[Data entries]
◇ ◇ ◇ ◇ ◇
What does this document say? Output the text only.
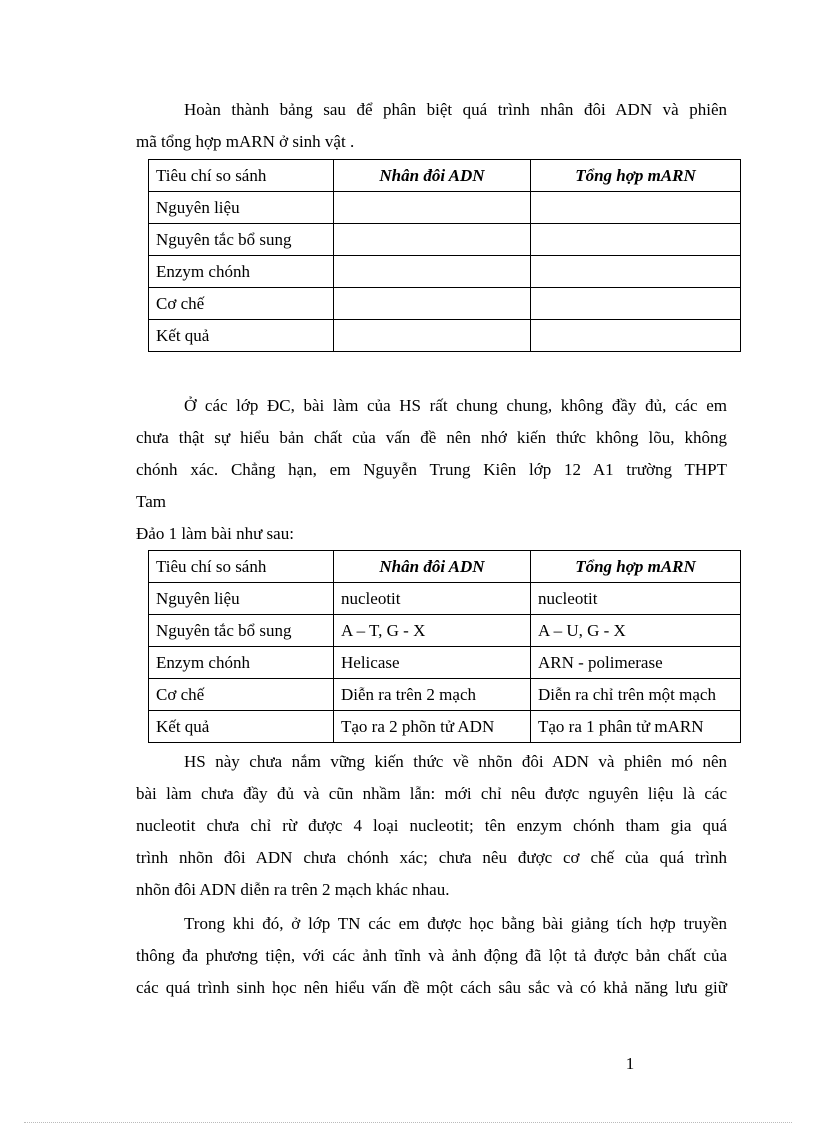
Hoàn thành bảng sau để phân biệt quá trình nhân đôi ADN và phiên
mã tổng hợp mARN ở sinh vật .
Tiêu chí so sánh	Nhân đôi ADN	Tổng hợp mARN
Nguyên liệu		
Nguyên tắc bổ sung		
Enzym chónh		
Cơ chế		
Kết quả		
Ở các lớp ĐC, bài làm của HS rất chung chung, không đầy đủ, các em
chưa thật sự hiểu bản chất của vấn đề nên nhớ kiến thức không lõu, không
chónh xác. Chẳng hạn, em Nguyễn Trung Kiên lớp 12 A1 trường THPT
Tam
Đảo 1 làm bài như sau:
Tiêu chí so sánh	Nhân đôi ADN	Tổng hợp mARN
Nguyên liệu	nucleotit	nucleotit
Nguyên tắc bổ sung	A – T, G - X	A – U, G - X
Enzym chónh	Helicase	ARN - polimerase
Cơ chế	Diễn ra trên 2 mạch	Diễn ra chỉ trên một mạch
Kết quả	Tạo ra 2 phõn tử ADN	Tạo ra 1 phân tử mARN
HS này chưa nắm vững kiến thức về nhõn đôi ADN và phiên mó nên
bài làm chưa đầy đủ và cũn nhầm lẫn: mới chỉ nêu được nguyên liệu là các
nucleotit chưa chỉ rừ được 4 loại nucleotit; tên enzym chónh tham gia quá
trình nhõn đôi ADN chưa chónh xác; chưa nêu được cơ chế của quá trình
nhõn đôi ADN diễn ra trên 2 mạch khác nhau.
Trong khi đó, ở lớp TN các em được học bằng bài giảng tích hợp truyền
thông đa phương tiện, với các ảnh tĩnh và ảnh động đã lột tả được bản chất của
các quá trình sinh học nên hiểu vấn đề một cách sâu sắc và có khả năng lưu giữ
1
◇ ◇ ◇ ◇ ◇
* Objective: Find every line in the records that contains the word "kiến"; copy those lines.

* Exercise result:
chưa thật sự hiểu bản chất của vấn đề nên nhớ kiến thức không lõu, không
HS này chưa nắm vững kiến thức về nhõn đôi ADN và phiên mó nên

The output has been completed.